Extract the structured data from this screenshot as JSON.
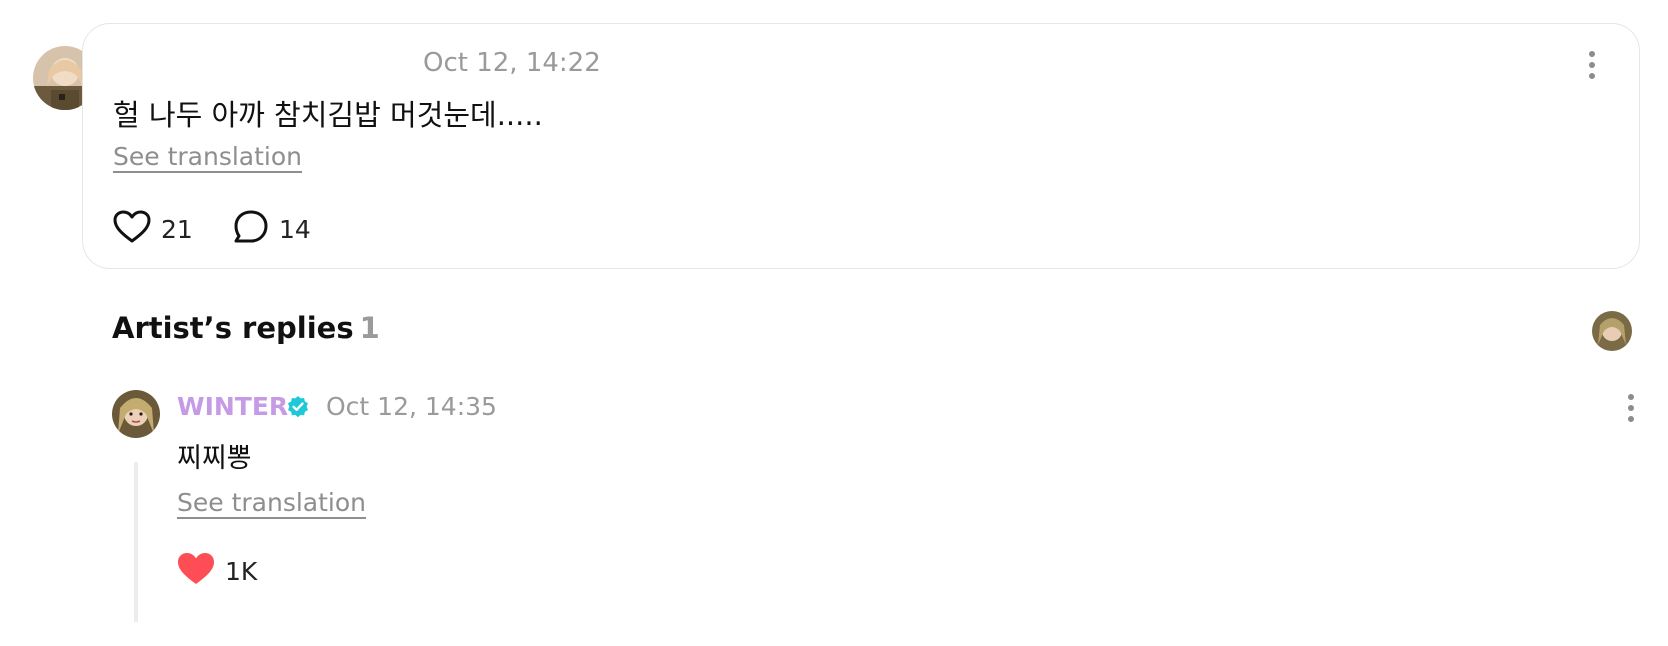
{
  "comment": {
    "timestamp": "Oct 12, 14:22",
    "text": "헐 나두 아까 참치김밥 머것눈데.....",
    "see_translation": "See translation",
    "likes": "21",
    "replies": "14"
  },
  "artist_replies": {
    "title": "Artist’s replies",
    "count": "1"
  },
  "reply": {
    "author": "WINTER",
    "timestamp": "Oct 12, 14:35",
    "text": "찌찌뽕",
    "see_translation": "See translation",
    "likes": "1K"
  },
  "colors": {
    "artist_name": "#c69be6",
    "verified_badge": "#1ec8d8",
    "liked_heart": "#ff4d55",
    "muted_text": "#9a9a9a"
  },
  "icons": {
    "like": "heart-outline-icon",
    "liked": "heart-filled-icon",
    "comment": "speech-bubble-icon",
    "more": "more-vertical-icon",
    "verified": "verified-badge-icon"
  }
}
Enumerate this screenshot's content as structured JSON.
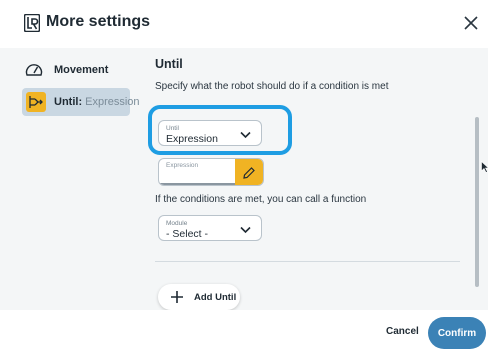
{
  "window": {
    "title": "More settings",
    "logo_icon": "ur-logo-icon",
    "close_icon": "close-icon"
  },
  "sidebar": {
    "items": [
      {
        "icon": "speedometer-icon",
        "label": "Movement",
        "secondary": ""
      },
      {
        "icon": "until-node-icon",
        "label": "Until:",
        "secondary": "Expression",
        "active": true
      }
    ]
  },
  "main": {
    "title": "Until",
    "description": "Specify what the robot should do if a condition is met",
    "until_select": {
      "label": "Until",
      "value": "Expression"
    },
    "expression_field": {
      "placeholder": "Expression",
      "value": ""
    },
    "condition_text": "If the conditions are met, you can call a function",
    "module_select": {
      "label": "Module",
      "value": "- Select -"
    },
    "add_button": "Add Until"
  },
  "footer": {
    "cancel_label": "Cancel",
    "confirm_label": "Confirm"
  },
  "colors": {
    "accent": "#3b82b6",
    "highlight": "#1e9de3",
    "edit_button": "#f0b323",
    "active_item": "#c9d7e2",
    "panel_bg": "#f4f6f7"
  }
}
• • • •
- _Challenge_:
Reproduce every record above exactly, but leave out the pictures.

- _Expected answer_:
Extract the structured data from this screenshot as JSON.
{
  "comment": {
    "timestamp": "Oct 12, 14:22",
    "text": "헐 나두 아까 참치김밥 머것눈데.....",
    "see_translation": "See translation",
    "likes": "21",
    "replies": "14"
  },
  "artist_replies": {
    "title": "Artist’s replies",
    "count": "1"
  },
  "reply": {
    "author": "WINTER",
    "timestamp": "Oct 12, 14:35",
    "text": "찌찌뽕",
    "see_translation": "See translation",
    "likes": "1K"
  },
  "colors": {
    "artist_name": "#c69be6",
    "verified_badge": "#1ec8d8",
    "liked_heart": "#ff4d55",
    "muted_text": "#9a9a9a"
  },
  "icons": {
    "like": "heart-outline-icon",
    "liked": "heart-filled-icon",
    "comment": "speech-bubble-icon",
    "more": "more-vertical-icon",
    "verified": "verified-badge-icon"
  }
}
Enumerate this screenshot's content as structured JSON.
{
  "window": {
    "title": "More settings",
    "logo_icon": "ur-logo-icon",
    "close_icon": "close-icon"
  },
  "sidebar": {
    "items": [
      {
        "icon": "speedometer-icon",
        "label": "Movement",
        "secondary": ""
      },
      {
        "icon": "until-node-icon",
        "label": "Until:",
        "secondary": "Expression",
        "active": true
      }
    ]
  },
  "main": {
    "title": "Until",
    "description": "Specify what the robot should do if a condition is met",
    "until_select": {
      "label": "Until",
      "value": "Expression"
    },
    "expression_field": {
      "placeholder": "Expression",
      "value": ""
    },
    "condition_text": "If the conditions are met, you can call a function",
    "module_select": {
      "label": "Module",
      "value": "- Select -"
    },
    "add_button": "Add Until"
  },
  "footer": {
    "cancel_label": "Cancel",
    "confirm_label": "Confirm"
  },
  "colors": {
    "accent": "#3b82b6",
    "highlight": "#1e9de3",
    "edit_button": "#f0b323",
    "active_item": "#c9d7e2",
    "panel_bg": "#f4f6f7"
  }
}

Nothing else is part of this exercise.